**What you are asked to do:** Copy out every line that contains "this".

━━ Data supplied

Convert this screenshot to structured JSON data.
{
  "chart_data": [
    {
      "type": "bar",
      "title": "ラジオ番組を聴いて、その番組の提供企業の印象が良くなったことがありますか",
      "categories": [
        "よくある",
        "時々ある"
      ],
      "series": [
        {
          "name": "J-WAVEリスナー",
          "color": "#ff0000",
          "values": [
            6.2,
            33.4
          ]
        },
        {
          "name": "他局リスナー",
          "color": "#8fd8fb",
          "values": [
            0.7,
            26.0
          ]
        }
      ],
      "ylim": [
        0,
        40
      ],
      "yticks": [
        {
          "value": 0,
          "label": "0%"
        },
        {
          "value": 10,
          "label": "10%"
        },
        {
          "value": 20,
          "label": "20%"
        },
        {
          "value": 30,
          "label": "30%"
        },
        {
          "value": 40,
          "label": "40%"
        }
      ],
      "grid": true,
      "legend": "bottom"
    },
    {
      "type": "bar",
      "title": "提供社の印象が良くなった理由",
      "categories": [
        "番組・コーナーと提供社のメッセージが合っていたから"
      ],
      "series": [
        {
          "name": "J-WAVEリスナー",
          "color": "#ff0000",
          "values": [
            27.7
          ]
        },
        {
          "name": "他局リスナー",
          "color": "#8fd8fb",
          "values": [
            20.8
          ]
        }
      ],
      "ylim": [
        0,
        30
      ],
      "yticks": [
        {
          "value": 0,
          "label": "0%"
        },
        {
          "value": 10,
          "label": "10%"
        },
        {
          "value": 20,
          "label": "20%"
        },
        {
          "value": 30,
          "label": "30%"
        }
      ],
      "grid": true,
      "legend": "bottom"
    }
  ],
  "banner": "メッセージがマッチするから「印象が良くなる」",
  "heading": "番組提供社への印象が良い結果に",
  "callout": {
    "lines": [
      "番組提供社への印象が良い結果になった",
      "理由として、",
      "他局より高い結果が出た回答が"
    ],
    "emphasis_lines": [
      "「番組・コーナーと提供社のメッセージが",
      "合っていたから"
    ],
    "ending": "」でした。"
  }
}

━━━━
━━ Data supplied

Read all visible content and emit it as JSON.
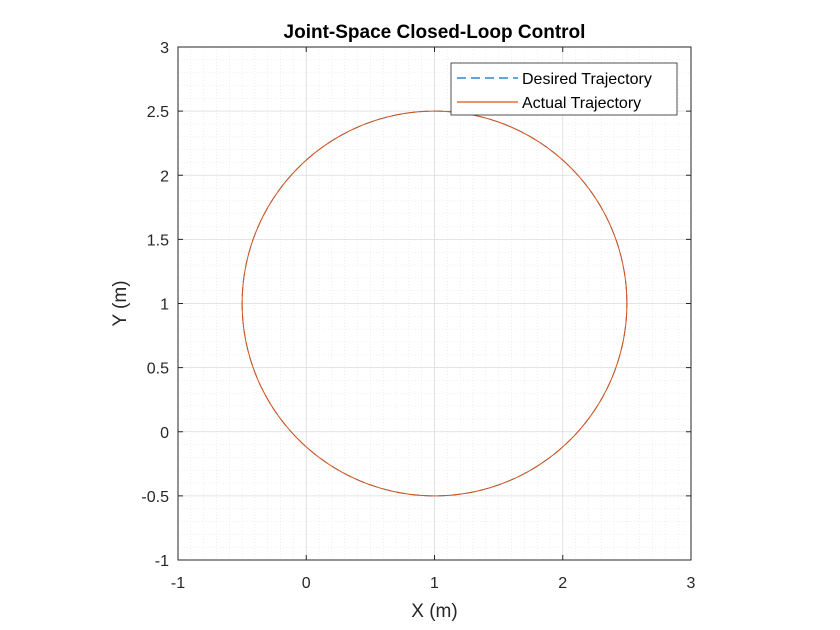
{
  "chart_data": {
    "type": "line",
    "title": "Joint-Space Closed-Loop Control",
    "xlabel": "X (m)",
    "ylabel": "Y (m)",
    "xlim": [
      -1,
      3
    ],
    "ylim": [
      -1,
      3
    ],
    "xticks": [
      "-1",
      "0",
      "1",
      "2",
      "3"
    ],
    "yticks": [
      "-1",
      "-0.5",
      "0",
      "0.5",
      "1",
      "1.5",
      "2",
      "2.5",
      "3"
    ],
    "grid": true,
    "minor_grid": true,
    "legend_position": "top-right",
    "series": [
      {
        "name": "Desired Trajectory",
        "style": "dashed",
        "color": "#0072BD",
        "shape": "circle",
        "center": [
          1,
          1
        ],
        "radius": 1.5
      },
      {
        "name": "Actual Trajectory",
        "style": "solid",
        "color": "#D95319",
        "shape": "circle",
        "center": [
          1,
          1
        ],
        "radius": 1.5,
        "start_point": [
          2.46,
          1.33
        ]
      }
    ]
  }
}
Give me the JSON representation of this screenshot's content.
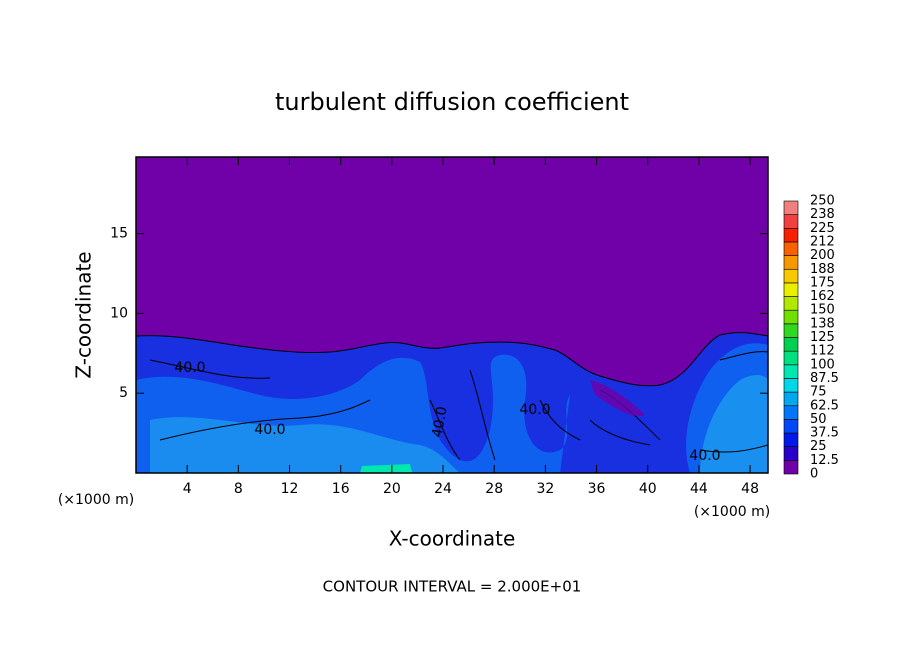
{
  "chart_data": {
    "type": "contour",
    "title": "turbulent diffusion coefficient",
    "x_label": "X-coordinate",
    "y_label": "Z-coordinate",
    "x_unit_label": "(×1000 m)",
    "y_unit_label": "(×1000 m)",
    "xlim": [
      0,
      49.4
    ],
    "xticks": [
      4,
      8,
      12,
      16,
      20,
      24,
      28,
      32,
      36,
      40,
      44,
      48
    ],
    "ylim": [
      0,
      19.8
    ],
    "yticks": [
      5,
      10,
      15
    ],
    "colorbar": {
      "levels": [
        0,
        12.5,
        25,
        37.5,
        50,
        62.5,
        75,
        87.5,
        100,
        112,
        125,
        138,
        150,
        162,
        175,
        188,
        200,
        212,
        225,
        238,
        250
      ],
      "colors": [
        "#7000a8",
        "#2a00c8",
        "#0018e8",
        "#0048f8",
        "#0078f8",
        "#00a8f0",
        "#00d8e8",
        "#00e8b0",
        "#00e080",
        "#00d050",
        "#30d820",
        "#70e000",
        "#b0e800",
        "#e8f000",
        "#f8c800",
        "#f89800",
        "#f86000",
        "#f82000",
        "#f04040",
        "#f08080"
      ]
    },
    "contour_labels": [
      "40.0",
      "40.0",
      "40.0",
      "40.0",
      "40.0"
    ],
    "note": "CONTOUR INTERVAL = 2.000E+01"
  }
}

━━━━
━━ Data supplied

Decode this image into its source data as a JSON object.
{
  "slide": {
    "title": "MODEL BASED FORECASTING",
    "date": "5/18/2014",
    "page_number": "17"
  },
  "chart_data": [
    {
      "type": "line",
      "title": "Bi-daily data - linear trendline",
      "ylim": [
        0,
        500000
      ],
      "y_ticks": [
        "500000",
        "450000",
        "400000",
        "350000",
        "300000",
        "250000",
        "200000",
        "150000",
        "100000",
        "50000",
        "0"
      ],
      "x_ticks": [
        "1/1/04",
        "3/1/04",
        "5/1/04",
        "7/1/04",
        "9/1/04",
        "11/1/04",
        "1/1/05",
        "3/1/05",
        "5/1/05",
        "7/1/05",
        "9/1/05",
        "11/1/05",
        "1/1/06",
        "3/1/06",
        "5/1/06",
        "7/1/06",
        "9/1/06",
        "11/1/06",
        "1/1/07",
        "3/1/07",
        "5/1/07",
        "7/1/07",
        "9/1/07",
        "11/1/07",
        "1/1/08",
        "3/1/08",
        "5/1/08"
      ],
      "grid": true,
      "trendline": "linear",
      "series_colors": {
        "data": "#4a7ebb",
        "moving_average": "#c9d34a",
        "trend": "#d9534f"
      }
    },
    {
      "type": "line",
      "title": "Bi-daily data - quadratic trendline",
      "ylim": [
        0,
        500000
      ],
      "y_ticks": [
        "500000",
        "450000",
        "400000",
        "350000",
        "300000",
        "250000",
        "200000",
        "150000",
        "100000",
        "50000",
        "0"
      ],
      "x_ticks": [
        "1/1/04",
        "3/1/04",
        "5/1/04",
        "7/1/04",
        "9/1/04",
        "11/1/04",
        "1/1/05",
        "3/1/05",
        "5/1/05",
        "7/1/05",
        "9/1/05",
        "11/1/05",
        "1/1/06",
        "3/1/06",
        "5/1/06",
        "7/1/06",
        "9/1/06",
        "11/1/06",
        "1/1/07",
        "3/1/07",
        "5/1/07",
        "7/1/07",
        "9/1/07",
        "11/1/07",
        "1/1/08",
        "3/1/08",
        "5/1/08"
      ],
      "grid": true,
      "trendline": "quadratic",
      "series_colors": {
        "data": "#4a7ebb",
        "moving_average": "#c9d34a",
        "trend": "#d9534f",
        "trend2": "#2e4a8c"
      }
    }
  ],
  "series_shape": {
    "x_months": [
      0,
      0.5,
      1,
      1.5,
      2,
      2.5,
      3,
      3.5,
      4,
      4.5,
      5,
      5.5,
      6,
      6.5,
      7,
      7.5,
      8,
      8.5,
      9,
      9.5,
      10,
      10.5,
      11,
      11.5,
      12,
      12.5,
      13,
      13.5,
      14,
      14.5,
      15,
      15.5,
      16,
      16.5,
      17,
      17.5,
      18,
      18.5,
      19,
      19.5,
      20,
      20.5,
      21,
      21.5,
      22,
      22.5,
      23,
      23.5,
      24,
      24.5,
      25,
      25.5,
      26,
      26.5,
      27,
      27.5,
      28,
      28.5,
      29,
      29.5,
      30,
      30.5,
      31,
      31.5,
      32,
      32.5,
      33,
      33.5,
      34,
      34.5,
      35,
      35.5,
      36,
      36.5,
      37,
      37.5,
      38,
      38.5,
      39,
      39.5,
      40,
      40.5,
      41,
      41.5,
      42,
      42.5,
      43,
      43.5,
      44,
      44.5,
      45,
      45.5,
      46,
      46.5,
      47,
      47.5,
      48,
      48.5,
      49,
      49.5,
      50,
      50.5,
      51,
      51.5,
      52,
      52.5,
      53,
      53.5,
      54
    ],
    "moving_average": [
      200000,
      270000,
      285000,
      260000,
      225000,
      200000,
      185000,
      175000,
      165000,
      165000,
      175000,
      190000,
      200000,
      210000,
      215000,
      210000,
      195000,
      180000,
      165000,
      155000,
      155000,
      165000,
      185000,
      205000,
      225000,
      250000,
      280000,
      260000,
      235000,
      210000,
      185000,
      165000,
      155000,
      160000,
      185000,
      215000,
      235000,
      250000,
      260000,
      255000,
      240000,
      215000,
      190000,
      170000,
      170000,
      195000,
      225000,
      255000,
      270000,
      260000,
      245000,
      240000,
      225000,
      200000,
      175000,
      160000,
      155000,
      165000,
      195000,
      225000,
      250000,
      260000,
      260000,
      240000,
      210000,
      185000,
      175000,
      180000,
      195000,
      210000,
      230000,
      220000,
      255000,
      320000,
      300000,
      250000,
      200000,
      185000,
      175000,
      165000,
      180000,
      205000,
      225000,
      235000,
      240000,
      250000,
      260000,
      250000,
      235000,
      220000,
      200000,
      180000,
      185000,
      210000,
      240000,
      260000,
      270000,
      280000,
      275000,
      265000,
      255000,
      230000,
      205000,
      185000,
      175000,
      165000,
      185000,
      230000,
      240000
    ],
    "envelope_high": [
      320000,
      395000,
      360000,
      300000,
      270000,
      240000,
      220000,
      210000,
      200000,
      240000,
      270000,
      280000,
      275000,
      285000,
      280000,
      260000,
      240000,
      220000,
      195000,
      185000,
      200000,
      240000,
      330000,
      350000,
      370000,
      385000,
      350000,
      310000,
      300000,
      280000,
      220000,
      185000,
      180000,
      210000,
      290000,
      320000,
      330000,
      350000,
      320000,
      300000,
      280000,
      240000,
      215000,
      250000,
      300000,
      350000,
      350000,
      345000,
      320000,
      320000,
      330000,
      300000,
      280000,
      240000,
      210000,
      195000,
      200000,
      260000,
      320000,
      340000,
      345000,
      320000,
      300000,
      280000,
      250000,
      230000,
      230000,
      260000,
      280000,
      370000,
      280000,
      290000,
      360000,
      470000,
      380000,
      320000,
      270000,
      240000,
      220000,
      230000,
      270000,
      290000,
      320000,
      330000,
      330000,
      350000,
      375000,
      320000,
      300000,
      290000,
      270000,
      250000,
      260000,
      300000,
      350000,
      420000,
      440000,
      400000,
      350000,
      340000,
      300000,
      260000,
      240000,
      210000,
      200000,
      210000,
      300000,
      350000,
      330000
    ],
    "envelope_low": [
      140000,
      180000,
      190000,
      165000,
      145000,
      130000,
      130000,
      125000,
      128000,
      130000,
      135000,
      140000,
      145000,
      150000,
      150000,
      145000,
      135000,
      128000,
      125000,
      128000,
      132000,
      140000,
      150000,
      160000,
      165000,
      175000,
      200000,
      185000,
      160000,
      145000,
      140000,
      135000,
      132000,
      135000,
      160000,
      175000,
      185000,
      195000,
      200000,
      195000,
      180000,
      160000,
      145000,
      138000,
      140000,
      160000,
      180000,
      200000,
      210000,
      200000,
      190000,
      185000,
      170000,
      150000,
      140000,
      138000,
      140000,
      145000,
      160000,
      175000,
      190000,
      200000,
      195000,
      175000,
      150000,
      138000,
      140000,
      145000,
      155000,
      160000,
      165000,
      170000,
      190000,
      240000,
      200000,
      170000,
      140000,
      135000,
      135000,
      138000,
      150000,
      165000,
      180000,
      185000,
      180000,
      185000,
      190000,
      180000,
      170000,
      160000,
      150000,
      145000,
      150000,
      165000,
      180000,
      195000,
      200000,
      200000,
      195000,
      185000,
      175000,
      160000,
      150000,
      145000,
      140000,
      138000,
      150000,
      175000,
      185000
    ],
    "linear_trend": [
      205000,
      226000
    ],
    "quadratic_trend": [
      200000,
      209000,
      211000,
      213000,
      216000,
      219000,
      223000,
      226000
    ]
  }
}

━━━━

**Final answer:**
Convert this screenshot to structured JSON data.
Give me the JSON representation of this screenshot's content.
Decode this image into its source data as a JSON object.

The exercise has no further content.